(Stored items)
-----

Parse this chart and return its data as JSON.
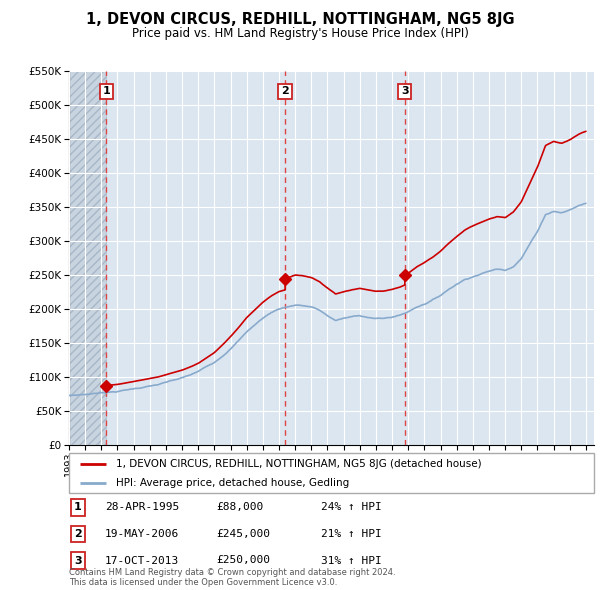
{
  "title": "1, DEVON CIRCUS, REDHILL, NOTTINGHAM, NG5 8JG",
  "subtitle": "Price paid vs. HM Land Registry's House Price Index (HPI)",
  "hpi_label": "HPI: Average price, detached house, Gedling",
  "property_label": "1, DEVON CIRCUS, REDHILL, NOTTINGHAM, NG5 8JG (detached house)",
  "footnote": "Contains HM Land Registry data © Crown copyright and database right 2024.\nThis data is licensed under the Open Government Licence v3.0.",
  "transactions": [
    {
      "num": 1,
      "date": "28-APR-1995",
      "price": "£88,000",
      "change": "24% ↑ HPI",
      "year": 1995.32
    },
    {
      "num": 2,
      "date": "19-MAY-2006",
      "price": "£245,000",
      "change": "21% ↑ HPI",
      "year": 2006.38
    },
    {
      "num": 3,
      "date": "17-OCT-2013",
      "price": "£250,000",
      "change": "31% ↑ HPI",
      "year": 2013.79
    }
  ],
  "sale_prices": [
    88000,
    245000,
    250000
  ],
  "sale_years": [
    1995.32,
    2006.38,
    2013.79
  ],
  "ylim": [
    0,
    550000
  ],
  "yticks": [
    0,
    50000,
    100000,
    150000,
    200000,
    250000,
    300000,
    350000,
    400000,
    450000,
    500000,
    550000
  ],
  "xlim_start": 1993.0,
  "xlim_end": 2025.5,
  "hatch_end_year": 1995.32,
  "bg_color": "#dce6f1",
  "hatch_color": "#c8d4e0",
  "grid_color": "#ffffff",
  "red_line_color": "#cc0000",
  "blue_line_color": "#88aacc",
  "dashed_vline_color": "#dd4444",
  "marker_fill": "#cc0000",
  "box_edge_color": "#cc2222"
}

-----

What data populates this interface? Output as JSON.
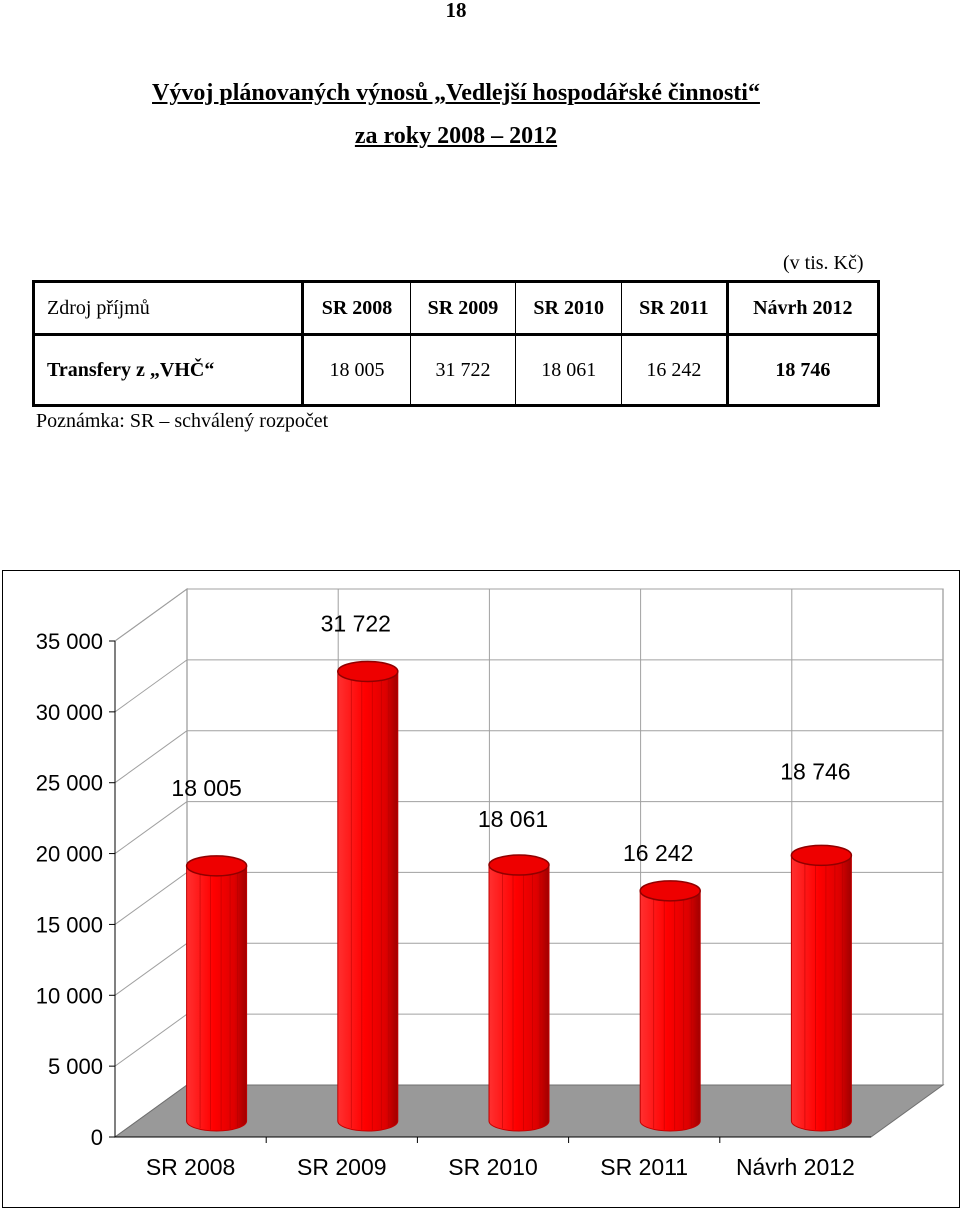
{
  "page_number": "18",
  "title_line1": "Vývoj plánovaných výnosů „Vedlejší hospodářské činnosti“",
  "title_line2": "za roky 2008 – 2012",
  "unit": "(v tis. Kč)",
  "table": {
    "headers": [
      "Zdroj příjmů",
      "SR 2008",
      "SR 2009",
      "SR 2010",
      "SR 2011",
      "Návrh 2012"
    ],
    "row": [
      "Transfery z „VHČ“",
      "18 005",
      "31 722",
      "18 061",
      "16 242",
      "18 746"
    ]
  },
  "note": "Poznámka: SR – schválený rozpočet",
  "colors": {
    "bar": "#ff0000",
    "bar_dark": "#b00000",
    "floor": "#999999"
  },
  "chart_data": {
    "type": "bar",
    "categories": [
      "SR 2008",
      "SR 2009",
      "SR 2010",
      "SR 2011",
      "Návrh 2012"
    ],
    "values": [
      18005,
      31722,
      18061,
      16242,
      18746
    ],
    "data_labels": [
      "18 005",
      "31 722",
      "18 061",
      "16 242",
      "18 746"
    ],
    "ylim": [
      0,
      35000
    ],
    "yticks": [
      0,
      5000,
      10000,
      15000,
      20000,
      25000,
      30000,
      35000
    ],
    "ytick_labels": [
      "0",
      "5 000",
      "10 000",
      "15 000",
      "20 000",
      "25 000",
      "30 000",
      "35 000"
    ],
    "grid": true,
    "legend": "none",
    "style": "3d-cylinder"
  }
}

-----

GOAL —
Find how many lines in the material hold the word "Land" and state that number alone.

EXPECTED OUTPUT —
2